[Task goal]
Scan the lines below for the string "text" and copy every one that has it.

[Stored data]
********
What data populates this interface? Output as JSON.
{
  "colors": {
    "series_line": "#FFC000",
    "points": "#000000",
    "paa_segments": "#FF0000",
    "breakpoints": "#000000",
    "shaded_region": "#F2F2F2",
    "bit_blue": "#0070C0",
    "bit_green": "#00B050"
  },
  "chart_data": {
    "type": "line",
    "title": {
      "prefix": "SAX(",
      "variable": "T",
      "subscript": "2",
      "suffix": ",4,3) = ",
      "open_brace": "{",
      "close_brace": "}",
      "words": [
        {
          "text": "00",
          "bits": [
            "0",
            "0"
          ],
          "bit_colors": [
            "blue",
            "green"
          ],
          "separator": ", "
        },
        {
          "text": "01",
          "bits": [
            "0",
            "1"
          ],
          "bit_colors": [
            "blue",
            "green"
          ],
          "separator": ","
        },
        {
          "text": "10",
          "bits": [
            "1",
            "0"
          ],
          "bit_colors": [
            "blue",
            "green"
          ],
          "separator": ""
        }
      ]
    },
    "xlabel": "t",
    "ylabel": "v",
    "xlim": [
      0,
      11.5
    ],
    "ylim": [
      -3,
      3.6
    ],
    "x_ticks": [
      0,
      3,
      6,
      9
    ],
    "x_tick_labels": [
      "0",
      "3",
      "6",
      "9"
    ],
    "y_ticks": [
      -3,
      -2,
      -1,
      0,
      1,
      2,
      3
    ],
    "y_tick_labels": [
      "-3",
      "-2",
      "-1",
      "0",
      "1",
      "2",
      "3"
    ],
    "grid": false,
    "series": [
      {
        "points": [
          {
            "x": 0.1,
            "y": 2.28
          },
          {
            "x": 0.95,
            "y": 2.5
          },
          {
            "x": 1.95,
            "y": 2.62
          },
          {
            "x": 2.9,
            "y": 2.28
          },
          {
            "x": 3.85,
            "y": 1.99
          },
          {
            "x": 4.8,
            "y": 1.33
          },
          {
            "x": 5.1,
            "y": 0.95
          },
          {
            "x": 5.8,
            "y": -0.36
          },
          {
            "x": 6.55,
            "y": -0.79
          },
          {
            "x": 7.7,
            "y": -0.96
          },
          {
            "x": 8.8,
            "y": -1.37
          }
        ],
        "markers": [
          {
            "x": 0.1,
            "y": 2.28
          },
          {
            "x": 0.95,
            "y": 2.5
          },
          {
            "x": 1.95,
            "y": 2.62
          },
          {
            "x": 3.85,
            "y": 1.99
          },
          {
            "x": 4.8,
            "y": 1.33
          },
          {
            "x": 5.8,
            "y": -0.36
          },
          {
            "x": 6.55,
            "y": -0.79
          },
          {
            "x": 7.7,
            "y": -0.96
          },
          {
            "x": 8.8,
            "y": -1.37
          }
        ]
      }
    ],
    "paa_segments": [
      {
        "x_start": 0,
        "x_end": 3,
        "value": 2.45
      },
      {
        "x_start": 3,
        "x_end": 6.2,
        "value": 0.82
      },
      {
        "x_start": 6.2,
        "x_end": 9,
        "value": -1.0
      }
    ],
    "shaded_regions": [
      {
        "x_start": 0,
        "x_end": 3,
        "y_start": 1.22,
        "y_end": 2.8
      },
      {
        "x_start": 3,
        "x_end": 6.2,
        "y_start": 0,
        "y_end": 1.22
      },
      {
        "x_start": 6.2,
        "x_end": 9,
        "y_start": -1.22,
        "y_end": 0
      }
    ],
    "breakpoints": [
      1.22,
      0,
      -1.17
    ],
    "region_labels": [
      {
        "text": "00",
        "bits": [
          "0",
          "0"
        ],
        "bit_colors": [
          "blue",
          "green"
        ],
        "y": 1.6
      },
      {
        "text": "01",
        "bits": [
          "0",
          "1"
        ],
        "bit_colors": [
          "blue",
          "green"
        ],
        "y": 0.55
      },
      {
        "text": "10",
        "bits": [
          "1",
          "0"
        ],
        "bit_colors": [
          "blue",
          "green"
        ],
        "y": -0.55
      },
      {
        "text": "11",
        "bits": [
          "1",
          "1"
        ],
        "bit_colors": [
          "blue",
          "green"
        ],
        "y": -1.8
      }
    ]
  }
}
********
[Task result]
          "text": "00",
          "text": "01",
          "text": "10",
        "text": "00",
        "text": "01",
        "text": "10",
        "text": "11",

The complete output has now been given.